**Written instruction:** Transcribe all of the material exactly. Any picture in it should be left out.

Items listed in a dataset

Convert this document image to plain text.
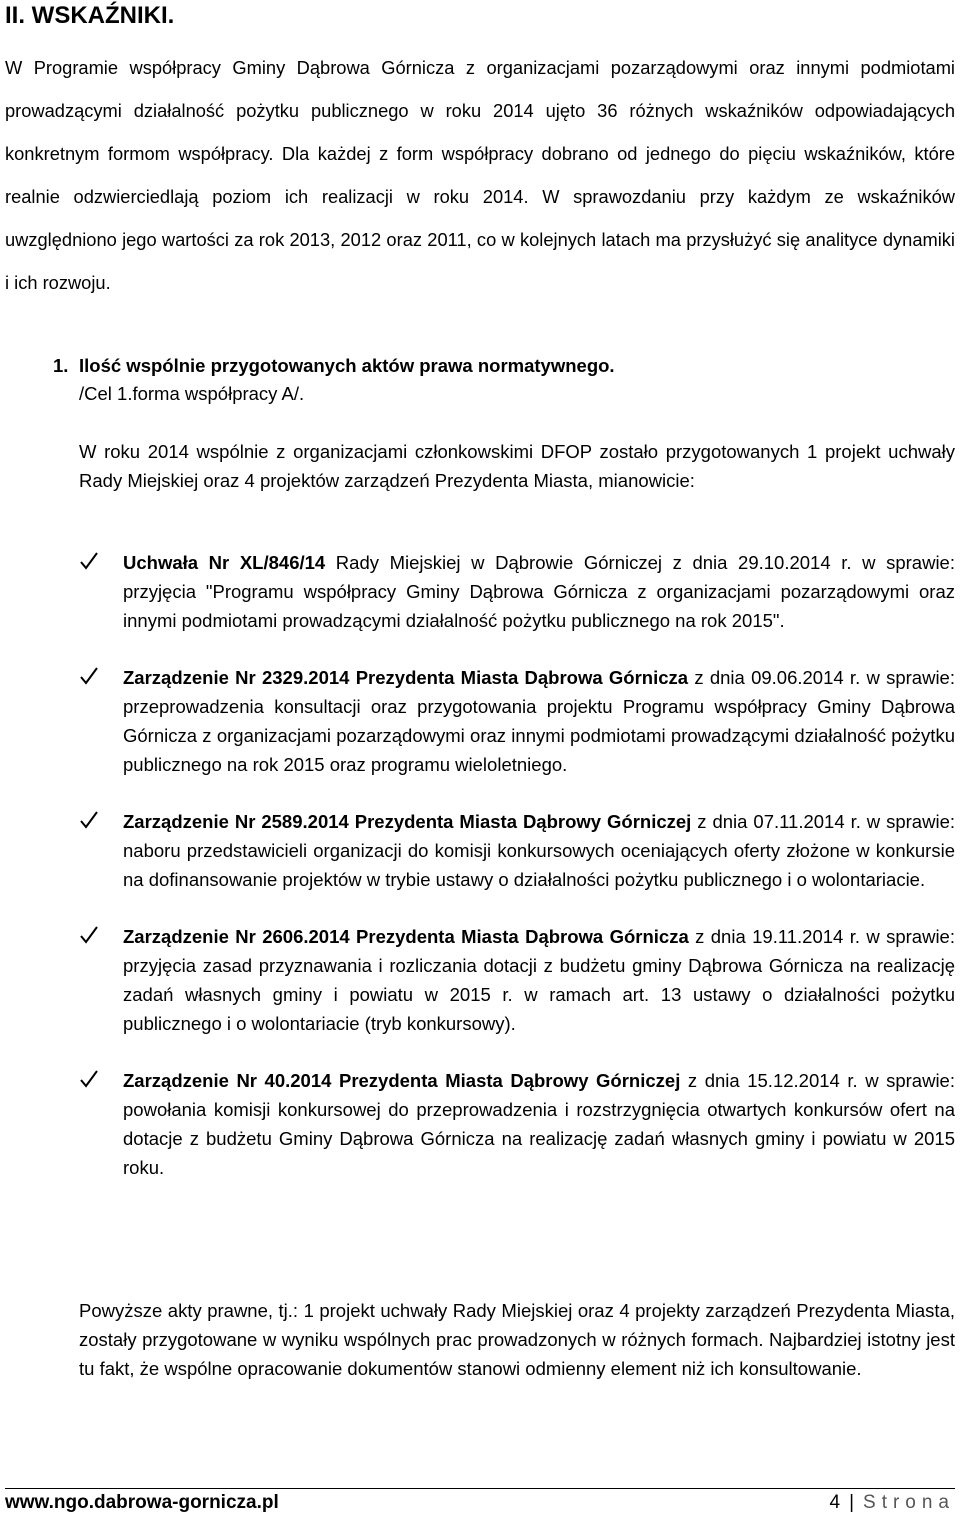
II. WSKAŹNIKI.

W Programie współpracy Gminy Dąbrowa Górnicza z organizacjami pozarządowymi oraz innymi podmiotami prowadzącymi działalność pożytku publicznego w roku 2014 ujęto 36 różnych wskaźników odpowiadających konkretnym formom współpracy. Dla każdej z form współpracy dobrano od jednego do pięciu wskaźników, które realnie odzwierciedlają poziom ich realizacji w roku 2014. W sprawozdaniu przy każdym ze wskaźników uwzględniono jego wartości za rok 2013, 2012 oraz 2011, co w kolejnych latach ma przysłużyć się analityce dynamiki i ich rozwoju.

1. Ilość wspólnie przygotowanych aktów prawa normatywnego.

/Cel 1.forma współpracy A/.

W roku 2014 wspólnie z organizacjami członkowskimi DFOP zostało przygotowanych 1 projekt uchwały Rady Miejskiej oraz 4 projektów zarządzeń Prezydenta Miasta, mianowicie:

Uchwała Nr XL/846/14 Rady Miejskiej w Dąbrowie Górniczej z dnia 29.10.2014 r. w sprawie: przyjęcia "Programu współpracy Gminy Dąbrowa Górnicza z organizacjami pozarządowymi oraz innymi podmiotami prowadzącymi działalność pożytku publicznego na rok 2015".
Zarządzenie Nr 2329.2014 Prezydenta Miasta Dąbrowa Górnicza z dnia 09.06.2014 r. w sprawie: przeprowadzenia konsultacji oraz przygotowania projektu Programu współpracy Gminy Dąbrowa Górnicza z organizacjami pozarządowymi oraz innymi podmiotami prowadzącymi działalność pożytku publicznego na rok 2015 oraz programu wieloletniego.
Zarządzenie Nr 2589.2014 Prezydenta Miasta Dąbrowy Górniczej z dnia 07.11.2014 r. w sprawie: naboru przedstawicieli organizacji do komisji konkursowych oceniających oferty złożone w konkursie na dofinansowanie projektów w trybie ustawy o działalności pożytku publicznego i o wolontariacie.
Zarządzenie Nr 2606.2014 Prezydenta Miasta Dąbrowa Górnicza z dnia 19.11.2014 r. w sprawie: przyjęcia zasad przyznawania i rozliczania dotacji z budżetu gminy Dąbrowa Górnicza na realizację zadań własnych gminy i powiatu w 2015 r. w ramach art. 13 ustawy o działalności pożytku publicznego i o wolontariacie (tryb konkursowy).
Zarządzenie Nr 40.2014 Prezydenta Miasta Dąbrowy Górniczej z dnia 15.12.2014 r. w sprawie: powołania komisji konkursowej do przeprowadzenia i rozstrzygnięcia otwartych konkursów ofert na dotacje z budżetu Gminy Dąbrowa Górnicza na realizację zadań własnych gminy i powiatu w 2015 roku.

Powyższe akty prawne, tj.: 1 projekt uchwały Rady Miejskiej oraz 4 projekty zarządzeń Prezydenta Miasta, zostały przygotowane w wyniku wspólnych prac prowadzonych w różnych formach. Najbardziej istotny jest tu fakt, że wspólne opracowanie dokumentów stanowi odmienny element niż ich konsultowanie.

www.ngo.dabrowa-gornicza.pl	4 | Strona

**Task solution:**
Convert this document image to plain text.
II. WSKAŹNIKI.

W Programie współpracy Gminy Dąbrowa Górnicza z organizacjami pozarządowymi oraz innymi podmiotami prowadzącymi działalność pożytku publicznego w roku 2014 ujęto 36 różnych wskaźników odpowiadających konkretnym formom współpracy. Dla każdej z form współpracy dobrano od jednego do pięciu wskaźników, które realnie odzwierciedlają poziom ich realizacji w roku 2014. W sprawozdaniu przy każdym ze wskaźników uwzględniono jego wartości za rok 2013, 2012 oraz 2011, co w kolejnych latach ma przysłużyć się analityce dynamiki i ich rozwoju.

1. Ilość wspólnie przygotowanych aktów prawa normatywnego.

/Cel 1.forma współpracy A/.

W roku 2014 wspólnie z organizacjami członkowskimi DFOP zostało przygotowanych 1 projekt uchwały Rady Miejskiej oraz 4 projektów zarządzeń Prezydenta Miasta, mianowicie:

Uchwała Nr XL/846/14 Rady Miejskiej w Dąbrowie Górniczej z dnia 29.10.2014 r. w sprawie: przyjęcia "Programu współpracy Gminy Dąbrowa Górnicza z organizacjami pozarządowymi oraz innymi podmiotami prowadzącymi działalność pożytku publicznego na rok 2015".
Zarządzenie Nr 2329.2014 Prezydenta Miasta Dąbrowa Górnicza z dnia 09.06.2014 r. w sprawie: przeprowadzenia konsultacji oraz przygotowania projektu Programu współpracy Gminy Dąbrowa Górnicza z organizacjami pozarządowymi oraz innymi podmiotami prowadzącymi działalność pożytku publicznego na rok 2015 oraz programu wieloletniego.
Zarządzenie Nr 2589.2014 Prezydenta Miasta Dąbrowy Górniczej z dnia 07.11.2014 r. w sprawie: naboru przedstawicieli organizacji do komisji konkursowych oceniających oferty złożone w konkursie na dofinansowanie projektów w trybie ustawy o działalności pożytku publicznego i o wolontariacie.
Zarządzenie Nr 2606.2014 Prezydenta Miasta Dąbrowa Górnicza z dnia 19.11.2014 r. w sprawie: przyjęcia zasad przyznawania i rozliczania dotacji z budżetu gminy Dąbrowa Górnicza na realizację zadań własnych gminy i powiatu w 2015 r. w ramach art. 13 ustawy o działalności pożytku publicznego i o wolontariacie (tryb konkursowy).
Zarządzenie Nr 40.2014 Prezydenta Miasta Dąbrowy Górniczej z dnia 15.12.2014 r. w sprawie: powołania komisji konkursowej do przeprowadzenia i rozstrzygnięcia otwartych konkursów ofert na dotacje z budżetu Gminy Dąbrowa Górnicza na realizację zadań własnych gminy i powiatu w 2015 roku.

Powyższe akty prawne, tj.: 1 projekt uchwały Rady Miejskiej oraz 4 projekty zarządzeń Prezydenta Miasta, zostały przygotowane w wyniku wspólnych prac prowadzonych w różnych formach. Najbardziej istotny jest tu fakt, że wspólne opracowanie dokumentów stanowi odmienny element niż ich konsultowanie.

www.ngo.dabrowa-gornicza.pl	4 | Strona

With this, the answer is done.